Locate each line holding the string "placeholder" and copy it.
-- begin RAW RECORDS --
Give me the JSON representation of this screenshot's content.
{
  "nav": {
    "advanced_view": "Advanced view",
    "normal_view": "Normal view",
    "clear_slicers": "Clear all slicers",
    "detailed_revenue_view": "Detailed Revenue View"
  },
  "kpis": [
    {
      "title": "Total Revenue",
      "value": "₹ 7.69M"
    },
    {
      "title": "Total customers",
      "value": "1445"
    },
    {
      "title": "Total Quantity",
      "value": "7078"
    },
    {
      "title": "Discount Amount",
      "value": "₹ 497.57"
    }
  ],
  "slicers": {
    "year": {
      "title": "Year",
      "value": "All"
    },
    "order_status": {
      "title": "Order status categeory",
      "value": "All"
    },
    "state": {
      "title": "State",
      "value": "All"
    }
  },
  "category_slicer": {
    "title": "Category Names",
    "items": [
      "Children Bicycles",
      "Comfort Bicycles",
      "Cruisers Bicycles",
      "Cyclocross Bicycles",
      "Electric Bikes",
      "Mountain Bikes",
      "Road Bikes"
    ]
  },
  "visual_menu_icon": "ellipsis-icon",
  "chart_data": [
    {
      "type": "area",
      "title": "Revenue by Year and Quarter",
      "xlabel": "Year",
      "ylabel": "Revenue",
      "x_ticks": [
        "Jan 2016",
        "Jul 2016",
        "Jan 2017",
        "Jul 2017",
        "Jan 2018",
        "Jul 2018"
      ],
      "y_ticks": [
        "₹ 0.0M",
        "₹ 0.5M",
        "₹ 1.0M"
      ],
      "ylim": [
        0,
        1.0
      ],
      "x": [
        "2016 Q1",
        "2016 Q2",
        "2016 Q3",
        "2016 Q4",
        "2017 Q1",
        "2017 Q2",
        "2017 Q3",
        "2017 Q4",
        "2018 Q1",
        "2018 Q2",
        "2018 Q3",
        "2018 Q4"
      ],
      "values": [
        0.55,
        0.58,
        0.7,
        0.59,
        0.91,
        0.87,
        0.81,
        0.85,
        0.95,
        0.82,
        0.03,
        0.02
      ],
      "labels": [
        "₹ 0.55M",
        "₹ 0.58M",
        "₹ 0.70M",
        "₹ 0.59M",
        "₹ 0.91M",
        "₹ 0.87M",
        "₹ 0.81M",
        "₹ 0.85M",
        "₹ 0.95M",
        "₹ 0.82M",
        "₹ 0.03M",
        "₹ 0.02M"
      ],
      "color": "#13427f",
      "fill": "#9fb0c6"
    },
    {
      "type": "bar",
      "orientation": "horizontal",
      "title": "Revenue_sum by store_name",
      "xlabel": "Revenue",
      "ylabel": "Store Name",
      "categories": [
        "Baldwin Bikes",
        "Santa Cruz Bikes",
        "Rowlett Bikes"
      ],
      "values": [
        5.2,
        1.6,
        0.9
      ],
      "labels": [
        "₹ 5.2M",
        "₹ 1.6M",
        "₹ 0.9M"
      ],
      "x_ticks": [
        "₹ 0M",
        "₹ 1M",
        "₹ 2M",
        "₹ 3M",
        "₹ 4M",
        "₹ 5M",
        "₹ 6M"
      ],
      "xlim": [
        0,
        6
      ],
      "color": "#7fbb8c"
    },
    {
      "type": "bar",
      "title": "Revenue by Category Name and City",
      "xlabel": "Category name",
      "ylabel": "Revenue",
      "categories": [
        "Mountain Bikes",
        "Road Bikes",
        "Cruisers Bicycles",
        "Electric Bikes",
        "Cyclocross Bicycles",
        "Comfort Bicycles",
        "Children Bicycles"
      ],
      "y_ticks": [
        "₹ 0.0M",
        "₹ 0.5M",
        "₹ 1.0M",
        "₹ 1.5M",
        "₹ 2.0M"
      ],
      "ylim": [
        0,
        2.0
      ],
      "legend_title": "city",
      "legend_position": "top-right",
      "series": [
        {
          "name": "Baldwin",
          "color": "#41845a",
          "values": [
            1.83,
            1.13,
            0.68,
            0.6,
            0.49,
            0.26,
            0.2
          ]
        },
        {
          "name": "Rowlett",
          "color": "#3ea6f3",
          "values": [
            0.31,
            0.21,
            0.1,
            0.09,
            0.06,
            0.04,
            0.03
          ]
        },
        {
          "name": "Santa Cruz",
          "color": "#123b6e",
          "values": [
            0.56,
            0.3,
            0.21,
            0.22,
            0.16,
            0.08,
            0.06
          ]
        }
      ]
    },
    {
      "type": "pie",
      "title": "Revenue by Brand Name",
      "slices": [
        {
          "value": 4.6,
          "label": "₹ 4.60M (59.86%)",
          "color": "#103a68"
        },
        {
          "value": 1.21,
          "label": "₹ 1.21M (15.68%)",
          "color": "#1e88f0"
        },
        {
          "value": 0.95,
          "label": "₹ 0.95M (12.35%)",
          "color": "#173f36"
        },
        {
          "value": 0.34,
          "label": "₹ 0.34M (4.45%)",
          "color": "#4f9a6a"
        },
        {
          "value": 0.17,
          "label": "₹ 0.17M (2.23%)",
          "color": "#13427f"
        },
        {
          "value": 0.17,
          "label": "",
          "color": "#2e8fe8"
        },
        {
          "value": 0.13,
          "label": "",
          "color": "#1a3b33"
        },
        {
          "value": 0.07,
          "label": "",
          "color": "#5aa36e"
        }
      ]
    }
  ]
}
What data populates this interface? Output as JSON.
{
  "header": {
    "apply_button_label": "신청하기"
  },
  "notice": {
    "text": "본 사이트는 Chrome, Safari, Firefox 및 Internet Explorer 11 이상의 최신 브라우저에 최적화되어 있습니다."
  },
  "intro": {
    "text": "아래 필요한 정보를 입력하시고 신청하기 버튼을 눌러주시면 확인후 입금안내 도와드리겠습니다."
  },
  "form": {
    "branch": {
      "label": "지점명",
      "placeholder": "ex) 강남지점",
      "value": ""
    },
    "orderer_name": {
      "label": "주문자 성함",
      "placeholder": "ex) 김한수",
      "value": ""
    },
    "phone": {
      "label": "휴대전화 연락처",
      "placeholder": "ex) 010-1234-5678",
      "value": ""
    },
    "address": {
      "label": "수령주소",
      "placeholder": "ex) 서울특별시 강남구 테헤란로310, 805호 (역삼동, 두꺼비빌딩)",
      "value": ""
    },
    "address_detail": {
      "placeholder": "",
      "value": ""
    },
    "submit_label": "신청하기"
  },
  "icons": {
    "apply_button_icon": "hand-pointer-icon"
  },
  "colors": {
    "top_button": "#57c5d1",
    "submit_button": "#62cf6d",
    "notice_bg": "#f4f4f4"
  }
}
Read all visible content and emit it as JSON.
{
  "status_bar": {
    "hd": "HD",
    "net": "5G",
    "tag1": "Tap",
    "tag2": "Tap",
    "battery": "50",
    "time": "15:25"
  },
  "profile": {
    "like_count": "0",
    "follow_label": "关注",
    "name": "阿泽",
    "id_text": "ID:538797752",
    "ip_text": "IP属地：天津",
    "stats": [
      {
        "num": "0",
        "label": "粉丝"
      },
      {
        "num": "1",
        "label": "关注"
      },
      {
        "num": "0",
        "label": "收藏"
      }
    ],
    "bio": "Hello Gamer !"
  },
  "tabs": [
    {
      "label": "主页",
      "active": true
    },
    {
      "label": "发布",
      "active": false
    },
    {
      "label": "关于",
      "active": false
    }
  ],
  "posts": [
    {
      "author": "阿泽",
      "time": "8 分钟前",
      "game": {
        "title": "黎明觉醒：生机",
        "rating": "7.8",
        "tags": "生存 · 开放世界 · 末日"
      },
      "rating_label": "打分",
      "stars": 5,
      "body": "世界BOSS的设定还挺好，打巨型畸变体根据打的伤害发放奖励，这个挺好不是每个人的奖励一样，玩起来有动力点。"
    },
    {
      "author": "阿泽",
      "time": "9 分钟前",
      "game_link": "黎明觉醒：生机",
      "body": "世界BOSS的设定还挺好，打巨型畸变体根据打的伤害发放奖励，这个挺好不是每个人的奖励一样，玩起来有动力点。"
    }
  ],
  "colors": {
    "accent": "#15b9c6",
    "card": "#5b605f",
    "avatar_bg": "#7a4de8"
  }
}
-- end RAW RECORDS --
### SOLVED EXERCISE
      "placeholder": "ex) 강남지점",
      "placeholder": "ex) 김한수",
      "placeholder": "ex) 010-1234-5678",
      "placeholder": "ex) 서울특별시 강남구 테헤란로310, 805호 (역삼동, 두꺼비빌딩)",
      "placeholder": "",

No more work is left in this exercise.